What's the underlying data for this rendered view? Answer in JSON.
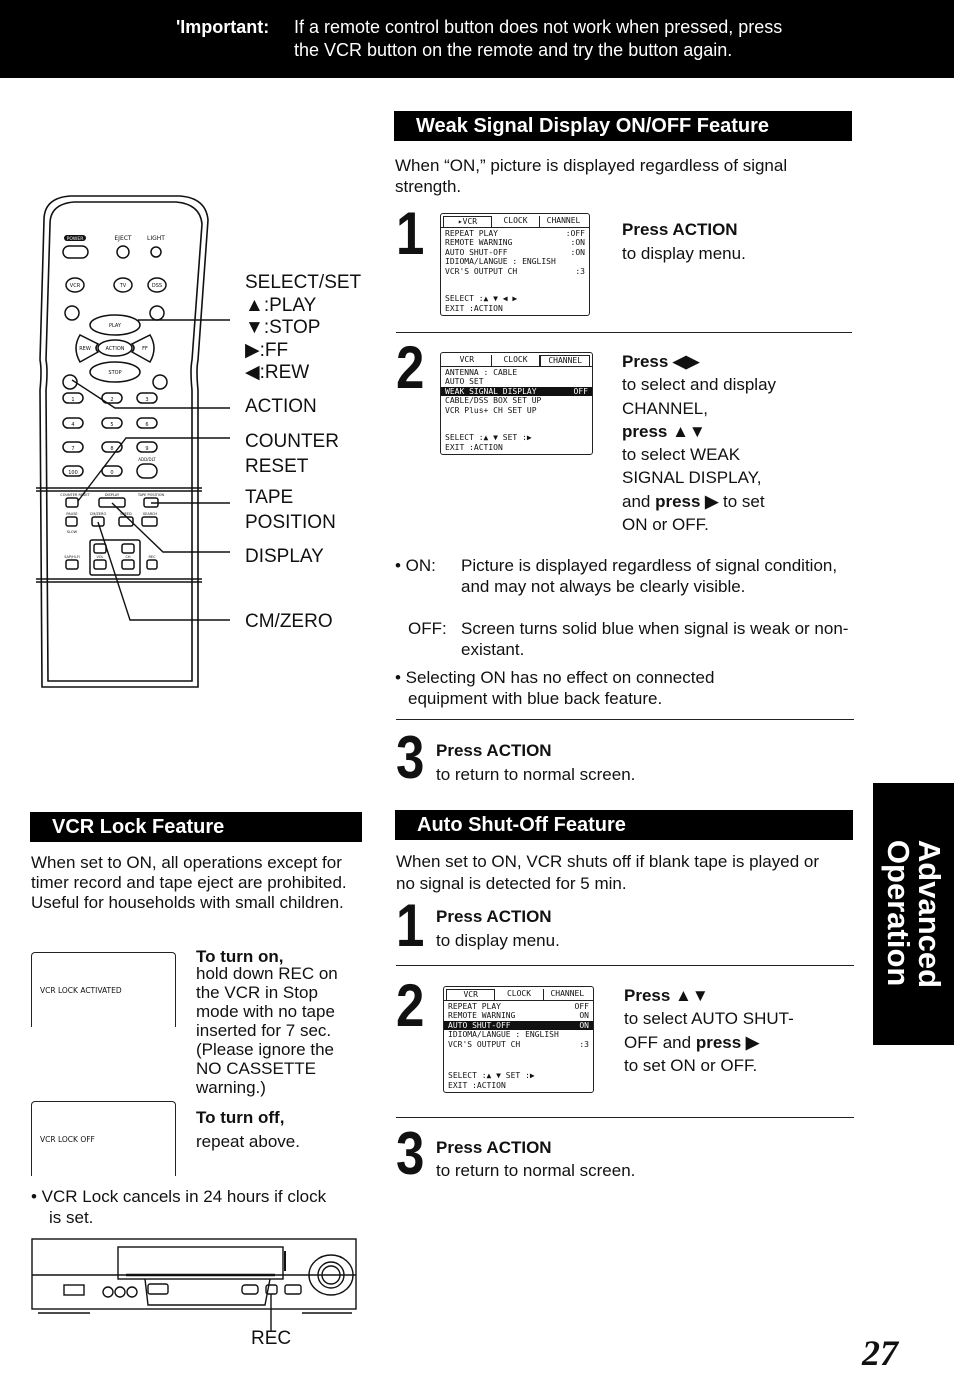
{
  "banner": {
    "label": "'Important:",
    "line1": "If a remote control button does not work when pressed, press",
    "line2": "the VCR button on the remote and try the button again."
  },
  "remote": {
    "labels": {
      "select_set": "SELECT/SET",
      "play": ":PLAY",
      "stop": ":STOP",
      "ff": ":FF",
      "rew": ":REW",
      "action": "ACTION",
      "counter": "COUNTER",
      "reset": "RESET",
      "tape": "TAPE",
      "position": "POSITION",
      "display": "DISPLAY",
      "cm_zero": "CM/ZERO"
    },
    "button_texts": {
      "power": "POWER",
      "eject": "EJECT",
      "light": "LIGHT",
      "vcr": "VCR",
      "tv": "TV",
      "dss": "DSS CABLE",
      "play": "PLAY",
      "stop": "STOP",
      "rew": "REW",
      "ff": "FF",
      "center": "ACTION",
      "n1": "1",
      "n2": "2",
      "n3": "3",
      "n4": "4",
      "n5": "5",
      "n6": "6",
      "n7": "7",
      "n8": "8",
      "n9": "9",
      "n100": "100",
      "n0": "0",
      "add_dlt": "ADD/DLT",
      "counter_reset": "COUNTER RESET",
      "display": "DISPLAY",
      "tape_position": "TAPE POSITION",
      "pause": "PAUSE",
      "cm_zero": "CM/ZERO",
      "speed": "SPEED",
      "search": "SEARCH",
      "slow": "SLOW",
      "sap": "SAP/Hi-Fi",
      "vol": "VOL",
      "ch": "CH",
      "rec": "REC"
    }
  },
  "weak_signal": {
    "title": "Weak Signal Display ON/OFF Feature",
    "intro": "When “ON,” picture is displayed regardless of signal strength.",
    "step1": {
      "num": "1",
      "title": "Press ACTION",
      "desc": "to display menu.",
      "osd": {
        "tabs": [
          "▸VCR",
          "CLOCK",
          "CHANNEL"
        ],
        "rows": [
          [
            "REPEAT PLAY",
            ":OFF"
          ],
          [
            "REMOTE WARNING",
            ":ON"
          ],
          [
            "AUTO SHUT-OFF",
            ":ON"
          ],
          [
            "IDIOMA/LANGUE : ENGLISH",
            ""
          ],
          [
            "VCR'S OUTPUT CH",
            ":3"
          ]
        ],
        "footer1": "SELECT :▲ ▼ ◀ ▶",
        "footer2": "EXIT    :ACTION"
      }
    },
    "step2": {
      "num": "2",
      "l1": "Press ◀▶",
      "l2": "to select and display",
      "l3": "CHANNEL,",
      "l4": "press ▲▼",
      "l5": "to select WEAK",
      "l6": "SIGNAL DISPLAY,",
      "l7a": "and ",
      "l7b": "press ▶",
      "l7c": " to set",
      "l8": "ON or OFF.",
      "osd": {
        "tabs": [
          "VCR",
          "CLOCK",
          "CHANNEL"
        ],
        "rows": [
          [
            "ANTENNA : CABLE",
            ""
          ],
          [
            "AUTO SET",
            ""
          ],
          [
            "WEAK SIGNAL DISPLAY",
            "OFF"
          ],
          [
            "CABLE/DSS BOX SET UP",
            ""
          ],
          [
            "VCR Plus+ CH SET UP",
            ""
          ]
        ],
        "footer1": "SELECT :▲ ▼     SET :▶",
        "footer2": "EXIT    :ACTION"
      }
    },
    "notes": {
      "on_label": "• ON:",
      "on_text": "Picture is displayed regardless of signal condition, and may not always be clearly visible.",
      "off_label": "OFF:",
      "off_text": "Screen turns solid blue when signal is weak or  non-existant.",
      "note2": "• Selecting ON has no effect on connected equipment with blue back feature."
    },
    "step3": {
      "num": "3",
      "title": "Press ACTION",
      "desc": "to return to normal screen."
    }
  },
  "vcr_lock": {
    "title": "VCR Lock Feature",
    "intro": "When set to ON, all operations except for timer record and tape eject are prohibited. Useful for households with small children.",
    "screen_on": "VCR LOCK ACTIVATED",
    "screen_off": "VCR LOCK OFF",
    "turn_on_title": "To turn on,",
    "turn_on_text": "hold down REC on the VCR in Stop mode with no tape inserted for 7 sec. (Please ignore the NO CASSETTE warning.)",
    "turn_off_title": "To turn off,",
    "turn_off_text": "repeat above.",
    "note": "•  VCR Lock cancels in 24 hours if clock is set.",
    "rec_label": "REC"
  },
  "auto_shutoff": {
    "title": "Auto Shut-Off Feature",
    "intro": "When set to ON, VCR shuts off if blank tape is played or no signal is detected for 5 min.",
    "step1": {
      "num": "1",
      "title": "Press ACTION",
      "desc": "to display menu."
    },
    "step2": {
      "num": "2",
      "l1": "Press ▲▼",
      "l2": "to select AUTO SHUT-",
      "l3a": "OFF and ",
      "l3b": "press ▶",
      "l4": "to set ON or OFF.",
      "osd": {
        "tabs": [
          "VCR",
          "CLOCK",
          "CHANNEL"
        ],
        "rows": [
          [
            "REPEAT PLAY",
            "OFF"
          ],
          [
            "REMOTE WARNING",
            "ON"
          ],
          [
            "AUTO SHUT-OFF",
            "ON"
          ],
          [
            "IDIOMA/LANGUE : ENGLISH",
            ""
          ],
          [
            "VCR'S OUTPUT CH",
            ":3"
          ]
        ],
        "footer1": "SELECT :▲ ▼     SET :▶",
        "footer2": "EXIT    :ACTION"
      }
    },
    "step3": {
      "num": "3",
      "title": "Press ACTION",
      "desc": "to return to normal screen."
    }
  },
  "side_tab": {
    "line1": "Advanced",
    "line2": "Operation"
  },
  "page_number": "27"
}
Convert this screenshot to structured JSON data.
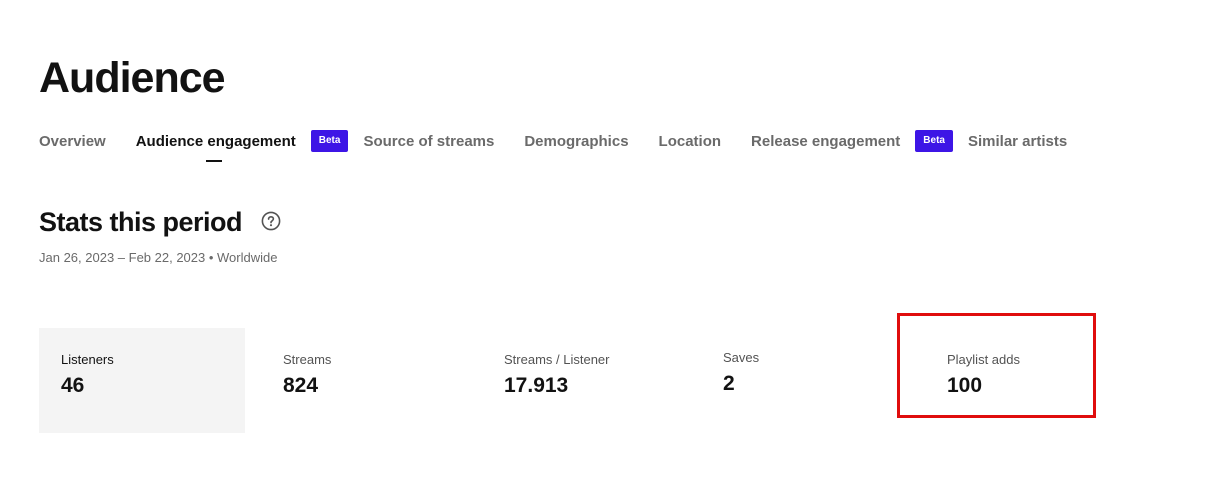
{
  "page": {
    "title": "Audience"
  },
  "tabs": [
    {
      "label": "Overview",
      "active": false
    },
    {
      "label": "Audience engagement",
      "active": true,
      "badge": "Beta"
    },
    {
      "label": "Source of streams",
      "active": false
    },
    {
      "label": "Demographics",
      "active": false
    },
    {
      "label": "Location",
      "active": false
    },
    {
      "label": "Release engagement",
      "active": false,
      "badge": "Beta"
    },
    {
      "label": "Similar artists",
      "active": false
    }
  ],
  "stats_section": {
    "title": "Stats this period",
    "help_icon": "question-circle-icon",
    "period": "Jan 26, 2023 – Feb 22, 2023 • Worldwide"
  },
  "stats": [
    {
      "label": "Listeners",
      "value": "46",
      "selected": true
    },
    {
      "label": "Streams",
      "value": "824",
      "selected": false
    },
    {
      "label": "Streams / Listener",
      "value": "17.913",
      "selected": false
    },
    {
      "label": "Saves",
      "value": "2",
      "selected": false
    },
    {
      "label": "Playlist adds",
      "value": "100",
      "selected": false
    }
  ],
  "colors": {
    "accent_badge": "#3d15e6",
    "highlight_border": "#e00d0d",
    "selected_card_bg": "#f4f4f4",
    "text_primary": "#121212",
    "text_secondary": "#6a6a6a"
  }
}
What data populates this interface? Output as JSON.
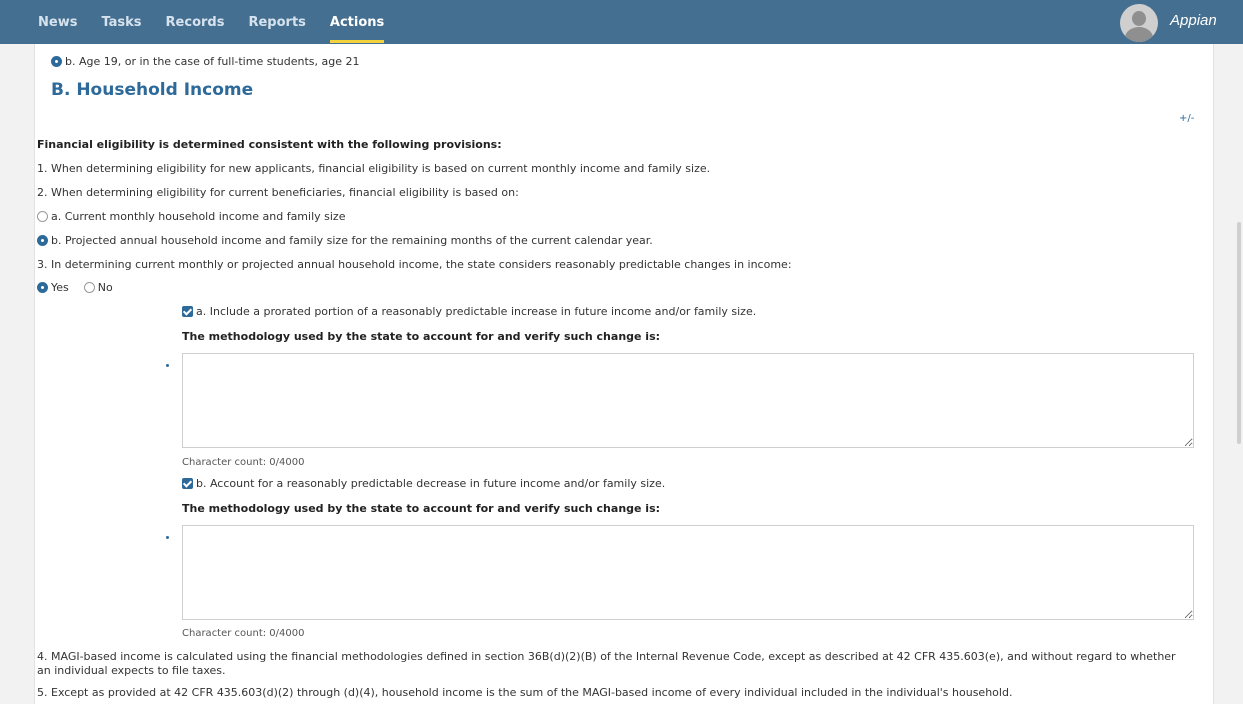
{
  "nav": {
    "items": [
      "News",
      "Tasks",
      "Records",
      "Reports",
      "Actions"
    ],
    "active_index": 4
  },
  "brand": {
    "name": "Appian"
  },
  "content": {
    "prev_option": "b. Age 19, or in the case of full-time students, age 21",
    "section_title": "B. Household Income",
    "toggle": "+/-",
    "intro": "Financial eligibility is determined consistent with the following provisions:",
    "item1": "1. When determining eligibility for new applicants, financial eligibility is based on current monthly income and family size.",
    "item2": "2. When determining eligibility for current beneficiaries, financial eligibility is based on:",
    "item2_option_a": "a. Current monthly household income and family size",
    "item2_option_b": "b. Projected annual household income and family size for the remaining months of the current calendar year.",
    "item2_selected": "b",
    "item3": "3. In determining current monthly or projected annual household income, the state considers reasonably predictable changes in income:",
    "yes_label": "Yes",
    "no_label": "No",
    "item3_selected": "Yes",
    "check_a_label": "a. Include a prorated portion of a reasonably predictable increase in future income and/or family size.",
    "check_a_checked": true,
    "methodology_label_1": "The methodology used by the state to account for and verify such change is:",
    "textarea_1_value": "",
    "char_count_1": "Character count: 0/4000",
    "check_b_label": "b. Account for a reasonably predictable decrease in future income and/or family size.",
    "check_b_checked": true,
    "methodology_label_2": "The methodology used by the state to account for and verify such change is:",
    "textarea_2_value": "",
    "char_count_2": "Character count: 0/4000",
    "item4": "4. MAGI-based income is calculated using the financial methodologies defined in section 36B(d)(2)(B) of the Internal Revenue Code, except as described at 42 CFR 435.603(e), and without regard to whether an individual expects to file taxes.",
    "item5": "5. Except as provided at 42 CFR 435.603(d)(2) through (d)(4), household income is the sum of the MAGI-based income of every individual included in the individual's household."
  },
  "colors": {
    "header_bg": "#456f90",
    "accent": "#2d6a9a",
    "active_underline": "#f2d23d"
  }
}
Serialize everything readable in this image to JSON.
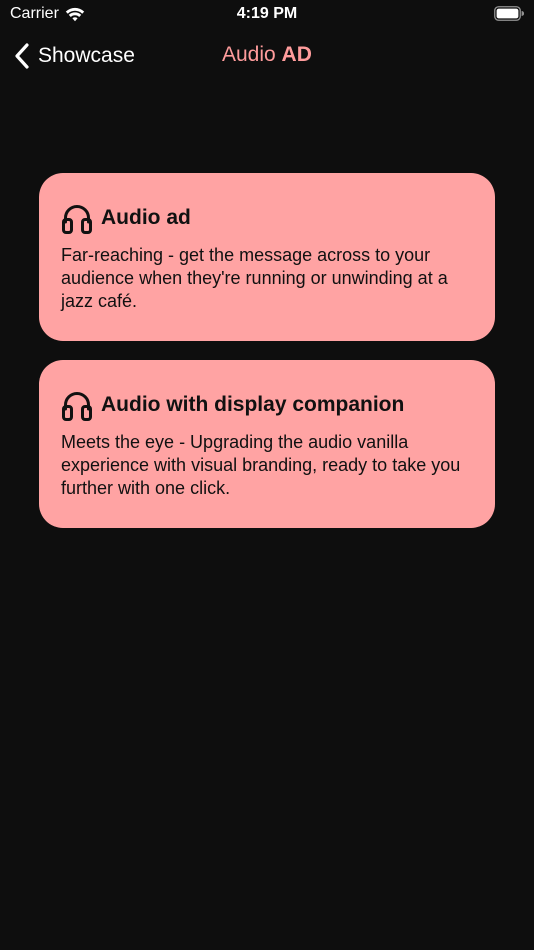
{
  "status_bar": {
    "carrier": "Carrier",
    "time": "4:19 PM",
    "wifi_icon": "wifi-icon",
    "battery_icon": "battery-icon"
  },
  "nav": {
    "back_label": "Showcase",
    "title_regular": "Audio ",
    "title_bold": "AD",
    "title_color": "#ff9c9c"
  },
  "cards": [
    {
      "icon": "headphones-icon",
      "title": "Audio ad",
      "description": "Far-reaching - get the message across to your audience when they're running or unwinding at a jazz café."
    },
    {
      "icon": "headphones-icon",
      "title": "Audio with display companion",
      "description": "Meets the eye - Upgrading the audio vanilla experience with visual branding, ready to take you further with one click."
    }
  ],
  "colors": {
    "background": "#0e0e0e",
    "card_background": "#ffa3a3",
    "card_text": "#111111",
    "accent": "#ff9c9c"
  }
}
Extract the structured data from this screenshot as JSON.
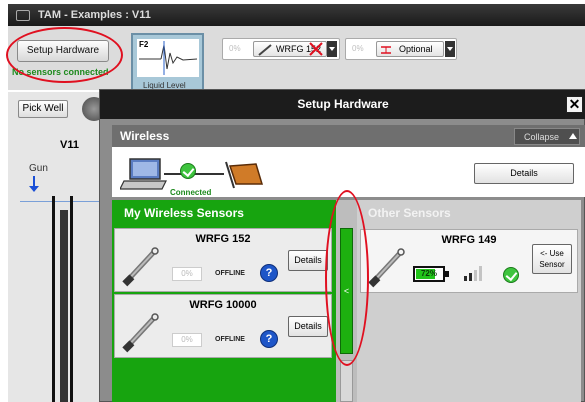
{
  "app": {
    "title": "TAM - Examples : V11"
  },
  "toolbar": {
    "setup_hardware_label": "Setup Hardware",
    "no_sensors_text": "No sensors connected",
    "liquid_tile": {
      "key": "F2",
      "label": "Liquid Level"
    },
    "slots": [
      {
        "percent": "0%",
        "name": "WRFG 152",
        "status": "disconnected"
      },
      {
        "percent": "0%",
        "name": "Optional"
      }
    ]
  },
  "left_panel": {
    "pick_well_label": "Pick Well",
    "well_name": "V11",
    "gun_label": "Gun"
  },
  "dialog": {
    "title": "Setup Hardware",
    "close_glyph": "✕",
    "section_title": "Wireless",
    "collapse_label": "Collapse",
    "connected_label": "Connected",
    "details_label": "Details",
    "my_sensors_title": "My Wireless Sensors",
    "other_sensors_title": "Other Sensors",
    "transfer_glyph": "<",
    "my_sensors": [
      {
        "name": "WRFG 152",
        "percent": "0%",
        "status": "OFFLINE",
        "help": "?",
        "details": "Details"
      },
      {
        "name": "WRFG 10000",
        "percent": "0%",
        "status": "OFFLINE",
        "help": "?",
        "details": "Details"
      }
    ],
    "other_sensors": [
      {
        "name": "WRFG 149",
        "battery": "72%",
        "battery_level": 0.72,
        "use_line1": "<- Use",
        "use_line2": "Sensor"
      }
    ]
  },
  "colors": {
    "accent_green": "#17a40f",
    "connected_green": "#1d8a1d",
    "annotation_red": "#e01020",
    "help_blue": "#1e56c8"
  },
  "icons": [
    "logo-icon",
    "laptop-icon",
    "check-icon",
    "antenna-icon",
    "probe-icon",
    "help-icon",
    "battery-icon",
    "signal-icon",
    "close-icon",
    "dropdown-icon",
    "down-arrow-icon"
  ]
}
===
TASK BRIEF:
In the entries above, find each line with the word "POSITION" and copy it.

SOLUTION TO THE PROBLEM:
      "position": "POSITION",
      "tape_position": "TAPE POSITION",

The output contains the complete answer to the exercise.